**TASK INSTRUCTIONS**. In how many lines does the string "预处理器" appear? Answer with the number only.

**EXTRACTED INFORMATION**.
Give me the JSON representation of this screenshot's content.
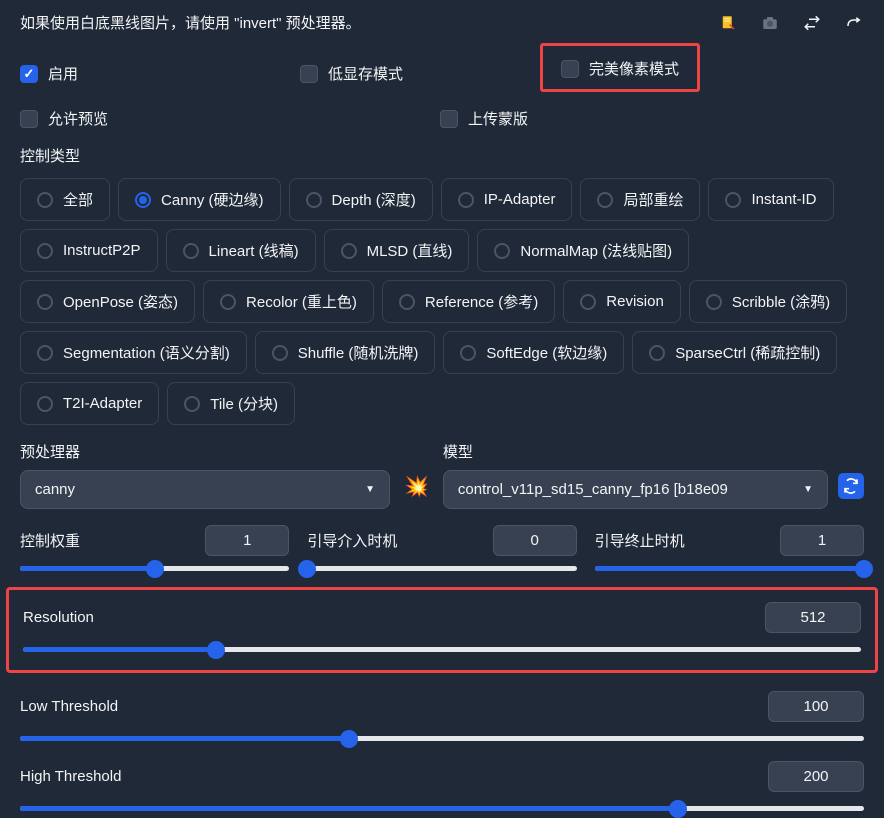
{
  "hint": "如果使用白底黑线图片，请使用 \"invert\" 预处理器。",
  "checkboxes": {
    "enable": {
      "label": "启用",
      "checked": true
    },
    "lowVram": {
      "label": "低显存模式",
      "checked": false
    },
    "pixelPerfect": {
      "label": "完美像素模式",
      "checked": false
    },
    "allowPreview": {
      "label": "允许预览",
      "checked": false
    },
    "uploadMask": {
      "label": "上传蒙版",
      "checked": false
    }
  },
  "controlTypeLabel": "控制类型",
  "controlTypes": [
    {
      "label": "全部",
      "selected": false
    },
    {
      "label": "Canny (硬边缘)",
      "selected": true
    },
    {
      "label": "Depth (深度)",
      "selected": false
    },
    {
      "label": "IP-Adapter",
      "selected": false
    },
    {
      "label": "局部重绘",
      "selected": false
    },
    {
      "label": "Instant-ID",
      "selected": false
    },
    {
      "label": "InstructP2P",
      "selected": false
    },
    {
      "label": "Lineart (线稿)",
      "selected": false
    },
    {
      "label": "MLSD (直线)",
      "selected": false
    },
    {
      "label": "NormalMap (法线贴图)",
      "selected": false
    },
    {
      "label": "OpenPose (姿态)",
      "selected": false
    },
    {
      "label": "Recolor (重上色)",
      "selected": false
    },
    {
      "label": "Reference (参考)",
      "selected": false
    },
    {
      "label": "Revision",
      "selected": false
    },
    {
      "label": "Scribble (涂鸦)",
      "selected": false
    },
    {
      "label": "Segmentation (语义分割)",
      "selected": false
    },
    {
      "label": "Shuffle (随机洗牌)",
      "selected": false
    },
    {
      "label": "SoftEdge (软边缘)",
      "selected": false
    },
    {
      "label": "SparseCtrl (稀疏控制)",
      "selected": false
    },
    {
      "label": "T2I-Adapter",
      "selected": false
    },
    {
      "label": "Tile (分块)",
      "selected": false
    }
  ],
  "preprocessor": {
    "label": "预处理器",
    "value": "canny"
  },
  "model": {
    "label": "模型",
    "value": "control_v11p_sd15_canny_fp16 [b18e09"
  },
  "sliders": {
    "controlWeight": {
      "label": "控制权重",
      "value": "1",
      "percent": 50
    },
    "guidanceStart": {
      "label": "引导介入时机",
      "value": "0",
      "percent": 0
    },
    "guidanceEnd": {
      "label": "引导终止时机",
      "value": "1",
      "percent": 100
    },
    "resolution": {
      "label": "Resolution",
      "value": "512",
      "percent": 23
    },
    "lowThreshold": {
      "label": "Low Threshold",
      "value": "100",
      "percent": 39
    },
    "highThreshold": {
      "label": "High Threshold",
      "value": "200",
      "percent": 78
    }
  }
}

**SOLUTION TO THIS TASK**. 2